> _REQUIRED WORK_
Please report every line from the material that contains the word "title".

*-*-*

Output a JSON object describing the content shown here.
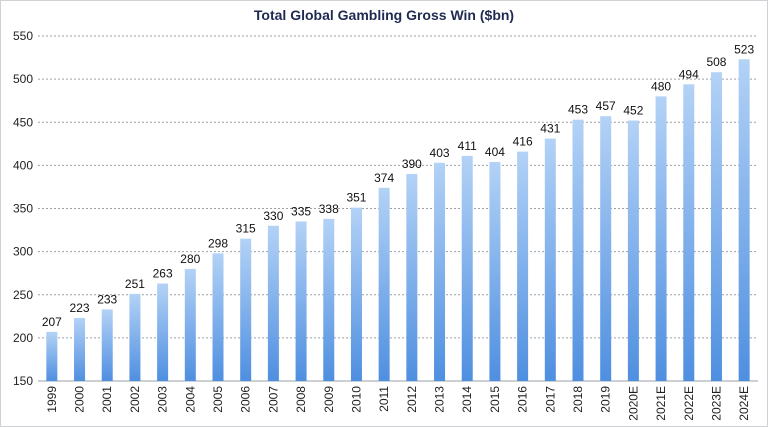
{
  "chart_data": {
    "type": "bar",
    "title": "Total Global Gambling Gross Win ($bn)",
    "xlabel": "",
    "ylabel": "",
    "ylim": [
      150,
      550
    ],
    "yticks": [
      150,
      200,
      250,
      300,
      350,
      400,
      450,
      500,
      550
    ],
    "grid": true,
    "categories": [
      "1999",
      "2000",
      "2001",
      "2002",
      "2003",
      "2004",
      "2005",
      "2006",
      "2007",
      "2008",
      "2009",
      "2010",
      "2011",
      "2012",
      "2013",
      "2014",
      "2015",
      "2016",
      "2017",
      "2018",
      "2019",
      "2020E",
      "2021E",
      "2022E",
      "2023E",
      "2024E"
    ],
    "values": [
      207,
      223,
      233,
      251,
      263,
      280,
      298,
      315,
      330,
      335,
      338,
      351,
      374,
      390,
      403,
      411,
      404,
      416,
      431,
      453,
      457,
      452,
      480,
      494,
      508,
      523
    ],
    "colors": {
      "bar_top": "#b3d2f6",
      "bar_bottom": "#4f8fe0",
      "grid": "#9aa0a8",
      "title": "#1f2a52"
    }
  }
}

*-*-*

> _RESPONSE TO THE EXERCISE_
    "title": "Total Global Gambling Gross Win ($bn)",
      "title": "#1f2a52"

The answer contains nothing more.